++++ ENTRIES PROVIDED

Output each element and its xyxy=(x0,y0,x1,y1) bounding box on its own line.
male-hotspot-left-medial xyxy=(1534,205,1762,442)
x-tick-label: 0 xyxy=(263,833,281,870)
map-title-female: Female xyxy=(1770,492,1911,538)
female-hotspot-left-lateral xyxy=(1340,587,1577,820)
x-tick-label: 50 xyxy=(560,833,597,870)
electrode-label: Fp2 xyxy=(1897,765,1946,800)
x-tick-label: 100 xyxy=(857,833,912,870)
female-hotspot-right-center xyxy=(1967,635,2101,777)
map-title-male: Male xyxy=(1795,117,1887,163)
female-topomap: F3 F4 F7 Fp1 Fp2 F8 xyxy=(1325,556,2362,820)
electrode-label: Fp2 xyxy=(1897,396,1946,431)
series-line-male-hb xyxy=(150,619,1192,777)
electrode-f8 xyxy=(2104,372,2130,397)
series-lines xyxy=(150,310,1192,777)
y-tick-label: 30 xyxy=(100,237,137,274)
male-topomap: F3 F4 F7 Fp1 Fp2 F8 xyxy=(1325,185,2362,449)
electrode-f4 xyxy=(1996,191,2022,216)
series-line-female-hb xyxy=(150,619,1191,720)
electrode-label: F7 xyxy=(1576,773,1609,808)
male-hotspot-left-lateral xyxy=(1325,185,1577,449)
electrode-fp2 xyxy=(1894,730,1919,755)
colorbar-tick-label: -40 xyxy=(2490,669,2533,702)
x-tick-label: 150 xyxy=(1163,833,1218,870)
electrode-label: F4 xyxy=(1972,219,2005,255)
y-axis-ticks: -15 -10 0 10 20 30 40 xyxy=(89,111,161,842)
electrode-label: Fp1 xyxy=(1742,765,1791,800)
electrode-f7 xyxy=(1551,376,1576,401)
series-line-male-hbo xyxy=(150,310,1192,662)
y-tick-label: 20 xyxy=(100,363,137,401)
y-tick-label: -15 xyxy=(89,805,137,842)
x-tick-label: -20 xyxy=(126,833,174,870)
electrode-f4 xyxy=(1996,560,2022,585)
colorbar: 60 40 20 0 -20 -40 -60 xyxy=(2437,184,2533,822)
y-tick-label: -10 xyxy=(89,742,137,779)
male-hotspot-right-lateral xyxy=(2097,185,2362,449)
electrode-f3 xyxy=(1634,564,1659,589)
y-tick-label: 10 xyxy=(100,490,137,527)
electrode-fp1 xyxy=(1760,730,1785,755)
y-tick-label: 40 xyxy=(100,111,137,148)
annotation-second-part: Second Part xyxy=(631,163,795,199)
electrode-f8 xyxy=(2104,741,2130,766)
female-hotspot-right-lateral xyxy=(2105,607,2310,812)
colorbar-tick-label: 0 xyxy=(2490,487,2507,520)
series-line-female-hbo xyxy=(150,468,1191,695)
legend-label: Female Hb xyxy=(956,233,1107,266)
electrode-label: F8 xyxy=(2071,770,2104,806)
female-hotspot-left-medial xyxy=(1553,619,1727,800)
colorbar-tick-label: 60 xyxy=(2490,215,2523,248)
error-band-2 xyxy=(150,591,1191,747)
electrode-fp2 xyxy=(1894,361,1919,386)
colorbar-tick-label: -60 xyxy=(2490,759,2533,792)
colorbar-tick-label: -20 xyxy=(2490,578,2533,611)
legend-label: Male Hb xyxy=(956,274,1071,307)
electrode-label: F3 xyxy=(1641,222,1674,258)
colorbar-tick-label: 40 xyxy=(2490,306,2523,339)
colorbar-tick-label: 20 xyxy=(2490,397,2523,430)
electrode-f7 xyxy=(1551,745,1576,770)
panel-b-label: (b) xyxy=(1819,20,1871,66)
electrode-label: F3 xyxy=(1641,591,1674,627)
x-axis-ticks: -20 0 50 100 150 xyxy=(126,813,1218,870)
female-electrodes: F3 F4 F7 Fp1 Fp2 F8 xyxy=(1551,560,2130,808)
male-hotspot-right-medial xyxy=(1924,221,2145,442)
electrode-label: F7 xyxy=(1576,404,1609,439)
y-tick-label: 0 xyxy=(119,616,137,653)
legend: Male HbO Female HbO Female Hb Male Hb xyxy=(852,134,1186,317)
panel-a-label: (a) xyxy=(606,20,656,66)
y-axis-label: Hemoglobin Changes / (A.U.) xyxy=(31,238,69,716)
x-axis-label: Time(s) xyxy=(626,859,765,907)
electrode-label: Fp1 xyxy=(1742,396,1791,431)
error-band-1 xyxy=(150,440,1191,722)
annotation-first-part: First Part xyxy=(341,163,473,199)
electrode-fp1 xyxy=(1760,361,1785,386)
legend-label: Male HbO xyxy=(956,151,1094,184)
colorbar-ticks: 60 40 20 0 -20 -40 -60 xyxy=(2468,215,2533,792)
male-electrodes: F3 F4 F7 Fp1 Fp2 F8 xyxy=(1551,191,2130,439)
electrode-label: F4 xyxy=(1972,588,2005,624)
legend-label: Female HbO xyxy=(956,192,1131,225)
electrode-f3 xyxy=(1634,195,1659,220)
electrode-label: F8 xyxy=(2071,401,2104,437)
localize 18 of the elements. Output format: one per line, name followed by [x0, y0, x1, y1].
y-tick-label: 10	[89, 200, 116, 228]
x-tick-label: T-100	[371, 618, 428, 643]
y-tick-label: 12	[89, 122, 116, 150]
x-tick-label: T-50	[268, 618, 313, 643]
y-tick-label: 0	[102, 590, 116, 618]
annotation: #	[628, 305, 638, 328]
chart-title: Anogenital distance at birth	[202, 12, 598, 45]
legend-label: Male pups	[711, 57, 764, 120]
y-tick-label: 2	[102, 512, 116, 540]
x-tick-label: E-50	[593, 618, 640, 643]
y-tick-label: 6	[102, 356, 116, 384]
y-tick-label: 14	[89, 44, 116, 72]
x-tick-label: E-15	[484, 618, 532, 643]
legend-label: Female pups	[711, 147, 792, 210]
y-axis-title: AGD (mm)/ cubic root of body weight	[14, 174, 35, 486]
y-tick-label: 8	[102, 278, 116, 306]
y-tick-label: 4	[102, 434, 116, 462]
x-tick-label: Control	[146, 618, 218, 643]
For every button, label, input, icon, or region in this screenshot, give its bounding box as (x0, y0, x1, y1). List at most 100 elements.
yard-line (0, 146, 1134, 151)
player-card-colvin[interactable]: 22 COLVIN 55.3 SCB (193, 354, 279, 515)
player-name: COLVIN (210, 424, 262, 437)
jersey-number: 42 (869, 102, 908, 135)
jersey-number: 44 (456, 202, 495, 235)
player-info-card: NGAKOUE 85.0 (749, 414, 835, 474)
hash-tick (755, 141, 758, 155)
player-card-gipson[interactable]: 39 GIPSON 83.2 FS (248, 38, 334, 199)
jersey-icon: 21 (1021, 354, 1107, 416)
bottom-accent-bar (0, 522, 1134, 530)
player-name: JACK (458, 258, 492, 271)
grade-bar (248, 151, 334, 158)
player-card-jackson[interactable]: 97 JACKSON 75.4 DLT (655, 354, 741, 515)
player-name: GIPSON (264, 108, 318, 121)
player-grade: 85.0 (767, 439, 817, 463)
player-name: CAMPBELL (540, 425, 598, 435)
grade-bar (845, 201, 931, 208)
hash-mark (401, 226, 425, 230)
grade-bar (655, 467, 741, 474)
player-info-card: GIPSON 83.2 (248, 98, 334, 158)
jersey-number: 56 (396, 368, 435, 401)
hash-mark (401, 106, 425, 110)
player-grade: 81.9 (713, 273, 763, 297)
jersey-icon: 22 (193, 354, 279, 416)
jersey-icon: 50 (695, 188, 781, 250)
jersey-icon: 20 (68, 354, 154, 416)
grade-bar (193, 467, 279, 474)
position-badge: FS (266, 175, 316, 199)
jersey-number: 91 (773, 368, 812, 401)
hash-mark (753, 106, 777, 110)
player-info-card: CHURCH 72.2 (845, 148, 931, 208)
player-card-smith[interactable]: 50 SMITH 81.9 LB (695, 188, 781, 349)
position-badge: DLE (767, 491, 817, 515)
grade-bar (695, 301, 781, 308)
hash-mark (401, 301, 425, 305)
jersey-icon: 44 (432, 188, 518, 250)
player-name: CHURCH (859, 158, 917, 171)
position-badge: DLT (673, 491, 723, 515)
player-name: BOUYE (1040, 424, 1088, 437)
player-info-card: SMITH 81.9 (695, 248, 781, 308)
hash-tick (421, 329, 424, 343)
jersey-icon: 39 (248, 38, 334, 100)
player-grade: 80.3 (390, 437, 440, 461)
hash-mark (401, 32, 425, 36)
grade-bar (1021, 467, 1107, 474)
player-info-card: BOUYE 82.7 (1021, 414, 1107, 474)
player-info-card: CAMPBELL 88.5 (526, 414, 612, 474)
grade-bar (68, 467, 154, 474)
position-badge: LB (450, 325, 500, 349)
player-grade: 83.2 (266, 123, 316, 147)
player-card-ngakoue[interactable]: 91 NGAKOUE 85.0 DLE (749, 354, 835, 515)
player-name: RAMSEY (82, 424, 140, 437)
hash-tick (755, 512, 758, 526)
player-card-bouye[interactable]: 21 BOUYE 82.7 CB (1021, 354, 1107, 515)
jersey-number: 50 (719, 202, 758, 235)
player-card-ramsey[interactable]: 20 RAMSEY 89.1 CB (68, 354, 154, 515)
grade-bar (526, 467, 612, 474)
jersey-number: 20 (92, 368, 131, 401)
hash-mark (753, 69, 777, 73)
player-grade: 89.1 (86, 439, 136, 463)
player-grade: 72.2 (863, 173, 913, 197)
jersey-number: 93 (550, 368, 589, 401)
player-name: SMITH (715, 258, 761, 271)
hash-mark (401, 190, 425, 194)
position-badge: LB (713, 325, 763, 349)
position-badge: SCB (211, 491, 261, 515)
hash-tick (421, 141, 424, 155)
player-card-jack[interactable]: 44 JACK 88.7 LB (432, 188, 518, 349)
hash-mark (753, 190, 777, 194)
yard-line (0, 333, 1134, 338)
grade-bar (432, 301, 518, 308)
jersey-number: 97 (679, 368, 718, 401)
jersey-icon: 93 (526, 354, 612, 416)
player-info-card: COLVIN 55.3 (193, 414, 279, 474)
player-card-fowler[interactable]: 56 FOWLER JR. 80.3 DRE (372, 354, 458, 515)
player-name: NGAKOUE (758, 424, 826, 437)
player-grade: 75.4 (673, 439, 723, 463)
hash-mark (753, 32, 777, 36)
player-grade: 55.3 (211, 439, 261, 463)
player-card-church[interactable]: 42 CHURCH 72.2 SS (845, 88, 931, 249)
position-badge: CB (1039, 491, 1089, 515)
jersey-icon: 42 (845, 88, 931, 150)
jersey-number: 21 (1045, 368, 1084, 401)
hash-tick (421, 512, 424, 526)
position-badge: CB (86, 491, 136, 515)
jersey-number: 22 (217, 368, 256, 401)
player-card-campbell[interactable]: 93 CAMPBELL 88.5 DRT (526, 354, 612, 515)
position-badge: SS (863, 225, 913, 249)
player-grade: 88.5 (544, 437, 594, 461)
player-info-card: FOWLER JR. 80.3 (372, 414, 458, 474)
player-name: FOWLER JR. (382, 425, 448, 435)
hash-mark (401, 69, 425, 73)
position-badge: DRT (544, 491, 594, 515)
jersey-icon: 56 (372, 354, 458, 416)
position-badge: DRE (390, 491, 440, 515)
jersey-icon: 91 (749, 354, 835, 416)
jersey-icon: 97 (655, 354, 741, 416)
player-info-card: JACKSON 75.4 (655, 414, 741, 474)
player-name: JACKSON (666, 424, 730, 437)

++++++++

OBJECTIVE: Substitute "enclosing rectangle" for "bounding box" in the lines of the listing starting at its first line and ending at the line that contains "electrode-label: Fp2 xyxy=(1897,765,1946,800)", and give those lines again with nothing else changed.

TASK RESULT:
Output each element and its xyxy=(x0,y0,x1,y1) enclosing rectangle on its own line.
male-hotspot-left-medial xyxy=(1534,205,1762,442)
x-tick-label: 0 xyxy=(263,833,281,870)
map-title-female: Female xyxy=(1770,492,1911,538)
female-hotspot-left-lateral xyxy=(1340,587,1577,820)
x-tick-label: 50 xyxy=(560,833,597,870)
electrode-label: Fp2 xyxy=(1897,765,1946,800)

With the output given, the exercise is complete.